This weekend's music festival opened Thursday with a West Texas
Walk of Fame induction and the premiere performance of ''Buddy:
The Buddy Holly Story'' at the Cactus Theater.
However, Friday's luncheon found Mayor Windy Sitton announcing that
the ribbon-cutting and grand opening for the Buddy Holly Center,
which also will serve as a new home for the Lubbock Fine Arts Center,
will take place ''one year from today'' in the building most recently
operated as The Depot Restaurant at 18th Street and Avenue G.
Sept. 4, 1999, is a Saturday.

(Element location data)
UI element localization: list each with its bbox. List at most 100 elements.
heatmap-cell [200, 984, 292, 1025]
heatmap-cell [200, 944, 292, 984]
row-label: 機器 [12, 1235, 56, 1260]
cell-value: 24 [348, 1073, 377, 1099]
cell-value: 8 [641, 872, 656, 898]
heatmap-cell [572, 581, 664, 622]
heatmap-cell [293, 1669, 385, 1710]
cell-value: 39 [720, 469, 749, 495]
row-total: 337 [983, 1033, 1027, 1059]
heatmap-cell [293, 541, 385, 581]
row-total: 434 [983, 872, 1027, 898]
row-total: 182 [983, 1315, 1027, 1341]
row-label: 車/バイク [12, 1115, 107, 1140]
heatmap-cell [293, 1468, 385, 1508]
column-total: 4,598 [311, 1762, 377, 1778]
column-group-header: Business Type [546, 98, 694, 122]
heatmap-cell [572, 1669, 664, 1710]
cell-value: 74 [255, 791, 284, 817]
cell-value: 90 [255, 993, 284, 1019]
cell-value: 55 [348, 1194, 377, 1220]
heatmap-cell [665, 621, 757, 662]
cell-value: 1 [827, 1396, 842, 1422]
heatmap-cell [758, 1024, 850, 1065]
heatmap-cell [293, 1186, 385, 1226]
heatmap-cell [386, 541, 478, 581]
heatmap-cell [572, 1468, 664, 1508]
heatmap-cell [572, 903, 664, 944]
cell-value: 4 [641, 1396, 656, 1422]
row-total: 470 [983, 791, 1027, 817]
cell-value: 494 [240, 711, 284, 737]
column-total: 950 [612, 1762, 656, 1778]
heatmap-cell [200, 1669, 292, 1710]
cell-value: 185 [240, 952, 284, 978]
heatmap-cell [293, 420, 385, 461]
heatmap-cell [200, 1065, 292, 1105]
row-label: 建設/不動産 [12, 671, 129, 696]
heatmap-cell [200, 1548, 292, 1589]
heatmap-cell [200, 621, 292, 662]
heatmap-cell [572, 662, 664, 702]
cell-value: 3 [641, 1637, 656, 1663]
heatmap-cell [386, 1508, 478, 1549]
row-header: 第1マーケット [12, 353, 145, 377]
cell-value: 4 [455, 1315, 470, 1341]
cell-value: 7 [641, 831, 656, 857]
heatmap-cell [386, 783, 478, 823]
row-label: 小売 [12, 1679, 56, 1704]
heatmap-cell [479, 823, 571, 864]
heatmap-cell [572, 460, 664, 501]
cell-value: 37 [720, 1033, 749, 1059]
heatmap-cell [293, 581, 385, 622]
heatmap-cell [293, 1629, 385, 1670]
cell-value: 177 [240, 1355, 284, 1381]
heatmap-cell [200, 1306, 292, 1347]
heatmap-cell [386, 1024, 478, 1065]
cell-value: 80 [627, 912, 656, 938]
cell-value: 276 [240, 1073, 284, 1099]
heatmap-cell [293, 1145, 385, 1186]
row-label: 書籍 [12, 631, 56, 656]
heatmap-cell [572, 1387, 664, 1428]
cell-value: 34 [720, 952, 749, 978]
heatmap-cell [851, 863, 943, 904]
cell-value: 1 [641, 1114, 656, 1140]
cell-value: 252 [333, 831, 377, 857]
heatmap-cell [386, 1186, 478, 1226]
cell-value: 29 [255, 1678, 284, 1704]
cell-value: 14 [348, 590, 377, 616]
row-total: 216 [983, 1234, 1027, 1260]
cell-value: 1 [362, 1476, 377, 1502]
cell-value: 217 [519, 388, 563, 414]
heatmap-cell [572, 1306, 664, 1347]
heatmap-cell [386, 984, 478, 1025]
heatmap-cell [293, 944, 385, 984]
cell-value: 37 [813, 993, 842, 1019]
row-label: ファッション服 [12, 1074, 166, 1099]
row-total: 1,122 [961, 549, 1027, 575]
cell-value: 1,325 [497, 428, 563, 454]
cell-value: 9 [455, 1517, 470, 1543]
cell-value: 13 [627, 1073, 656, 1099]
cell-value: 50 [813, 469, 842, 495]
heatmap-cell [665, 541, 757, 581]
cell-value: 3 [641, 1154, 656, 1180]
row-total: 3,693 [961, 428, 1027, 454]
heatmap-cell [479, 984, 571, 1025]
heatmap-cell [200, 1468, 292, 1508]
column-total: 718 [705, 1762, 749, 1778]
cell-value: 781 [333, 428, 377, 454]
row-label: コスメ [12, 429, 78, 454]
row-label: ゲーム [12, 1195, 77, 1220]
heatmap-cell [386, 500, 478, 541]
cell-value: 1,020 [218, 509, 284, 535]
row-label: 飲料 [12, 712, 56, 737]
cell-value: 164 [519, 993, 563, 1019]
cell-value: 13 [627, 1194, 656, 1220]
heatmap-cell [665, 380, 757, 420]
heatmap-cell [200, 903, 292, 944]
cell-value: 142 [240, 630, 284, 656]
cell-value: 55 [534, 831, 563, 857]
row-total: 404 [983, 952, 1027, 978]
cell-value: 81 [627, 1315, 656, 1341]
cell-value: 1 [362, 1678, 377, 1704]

TASK LIST:
[1] Answer these from the festival report:
(a) At what venue did ''Buddy: The Buddy Holly Story'' have its premiere performance?
(b) Who announced the date of the ribbon-cutting at Friday's luncheon?
(c) What other center will the Buddy Holly Center also be home to?
[2] Extend the festival report with a few more sentences that pick up after its last line.
The entries have nothing to do with what is asked here.

RESULTS IN ORDER:
[1]
(a) The Cactus Theater.
(b) Mayor Windy Sitton.
(c) The Lubbock Fine Arts Center.

[2]
''We are so fortunate to have (Buddy Holly as) a native son,'' said
Sitton, ''and it's about time we caught on out here. I support marketing
this great city any way I can, and I don't know any better way than
to use the Buddy Holly legacy.''
Accepting the spotlight at the Lubbock Memorial Civic Center's Banquet
Hall at 12:15 p.m. Friday, Sitton expressed admiration for native
Lubbock singer-songwriters Jimmie Dale Gilmore and Butch Hancock,
both of whom were inducted Thursday in the Walk of Fame surrounding
the Holly statue.
Sitton said, ''Realizing that they are known around the world made
me think. Why in the world can't Lubbock, Texas, be the musical
capital of Texas? Yes, we have to dream big. But I'm for doing that.
... I don't think I ever realized the musical heritage of Lubbock,
Texas, until I moved here.''
She feels that the opening of the Buddy Holly Center will help focus
statewide, national and international attention on Lubbock.
Motivational speaker and vocalist La Donna Gatlin, younger sister
of former country recording act The Gatlin Brothers, was the featured
guest at the luncheon, delivering songs, jokes and personal testimony
for approximately 45 minutes.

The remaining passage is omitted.